* [Element and region data]
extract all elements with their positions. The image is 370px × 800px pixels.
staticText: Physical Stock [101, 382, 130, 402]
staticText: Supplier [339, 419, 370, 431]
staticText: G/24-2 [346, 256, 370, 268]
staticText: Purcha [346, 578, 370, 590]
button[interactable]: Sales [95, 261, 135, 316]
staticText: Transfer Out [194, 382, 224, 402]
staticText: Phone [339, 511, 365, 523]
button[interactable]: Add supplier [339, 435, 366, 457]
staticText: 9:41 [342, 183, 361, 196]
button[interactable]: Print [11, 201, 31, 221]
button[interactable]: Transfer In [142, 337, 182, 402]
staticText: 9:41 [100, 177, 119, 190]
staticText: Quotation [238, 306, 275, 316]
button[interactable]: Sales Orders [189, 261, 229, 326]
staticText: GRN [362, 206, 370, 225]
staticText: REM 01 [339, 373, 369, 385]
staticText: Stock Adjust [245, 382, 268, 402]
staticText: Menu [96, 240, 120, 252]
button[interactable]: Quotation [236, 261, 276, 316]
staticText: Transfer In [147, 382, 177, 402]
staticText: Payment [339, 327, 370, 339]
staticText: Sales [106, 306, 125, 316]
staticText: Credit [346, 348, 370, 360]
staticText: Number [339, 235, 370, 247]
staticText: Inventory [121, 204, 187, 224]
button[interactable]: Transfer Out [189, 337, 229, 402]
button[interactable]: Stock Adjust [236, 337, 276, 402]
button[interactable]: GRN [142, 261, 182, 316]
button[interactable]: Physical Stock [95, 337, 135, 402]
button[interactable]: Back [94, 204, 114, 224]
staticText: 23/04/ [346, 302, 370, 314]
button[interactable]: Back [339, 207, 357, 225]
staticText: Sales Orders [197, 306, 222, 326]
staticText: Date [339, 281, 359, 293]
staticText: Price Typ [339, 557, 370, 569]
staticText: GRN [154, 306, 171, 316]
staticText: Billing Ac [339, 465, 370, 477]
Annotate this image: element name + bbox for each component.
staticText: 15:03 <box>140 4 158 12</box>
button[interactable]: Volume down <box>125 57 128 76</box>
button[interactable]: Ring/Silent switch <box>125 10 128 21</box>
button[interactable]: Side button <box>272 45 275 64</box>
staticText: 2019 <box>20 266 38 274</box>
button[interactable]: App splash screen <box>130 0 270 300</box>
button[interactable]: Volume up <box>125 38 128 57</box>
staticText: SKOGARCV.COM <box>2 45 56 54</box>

* [SHORT TASK]
Reproduce every line of the material above verbatim, without any changes.

* [SOLVED EXERCISE]
extract all elements with their positions. The image is 370px × 800px pixels.
staticText: Physical Stock [101, 382, 130, 402]
staticText: Supplier [339, 419, 370, 431]
staticText: G/24-2 [346, 256, 370, 268]
staticText: Purcha [346, 578, 370, 590]
button[interactable]: Sales [95, 261, 135, 316]
staticText: Transfer Out [194, 382, 224, 402]
staticText: Phone [339, 511, 365, 523]
button[interactable]: Add supplier [339, 435, 366, 457]
staticText: 9:41 [342, 183, 361, 196]
button[interactable]: Print [11, 201, 31, 221]
button[interactable]: Transfer In [142, 337, 182, 402]
staticText: 9:41 [100, 177, 119, 190]
staticText: Quotation [238, 306, 275, 316]
button[interactable]: Sales Orders [189, 261, 229, 326]
staticText: GRN [362, 206, 370, 225]
staticText: REM 01 [339, 373, 369, 385]
staticText: Stock Adjust [245, 382, 268, 402]
staticText: Menu [96, 240, 120, 252]
button[interactable]: Quotation [236, 261, 276, 316]
staticText: Transfer In [147, 382, 177, 402]
staticText: Payment [339, 327, 370, 339]
staticText: Sales [106, 306, 125, 316]
staticText: Credit [346, 348, 370, 360]
staticText: Number [339, 235, 370, 247]
staticText: Inventory [121, 204, 187, 224]
button[interactable]: Transfer Out [189, 337, 229, 402]
button[interactable]: Stock Adjust [236, 337, 276, 402]
button[interactable]: GRN [142, 261, 182, 316]
button[interactable]: Physical Stock [95, 337, 135, 402]
button[interactable]: Back [94, 204, 114, 224]
staticText: 23/04/ [346, 302, 370, 314]
button[interactable]: Back [339, 207, 357, 225]
staticText: Sales Orders [197, 306, 222, 326]
staticText: Date [339, 281, 359, 293]
staticText: Price Typ [339, 557, 370, 569]
staticText: GRN [154, 306, 171, 316]
staticText: Billing Ac [339, 465, 370, 477]
Annotate this image: element name + bbox for each component.
staticText: 15:03 <box>140 4 158 12</box>
button[interactable]: Volume down <box>125 57 128 76</box>
button[interactable]: Ring/Silent switch <box>125 10 128 21</box>
button[interactable]: Side button <box>272 45 275 64</box>
staticText: 2019 <box>20 266 38 274</box>
button[interactable]: App splash screen <box>130 0 270 300</box>
button[interactable]: Volume up <box>125 38 128 57</box>
staticText: SKOGARCV.COM <box>2 45 56 54</box>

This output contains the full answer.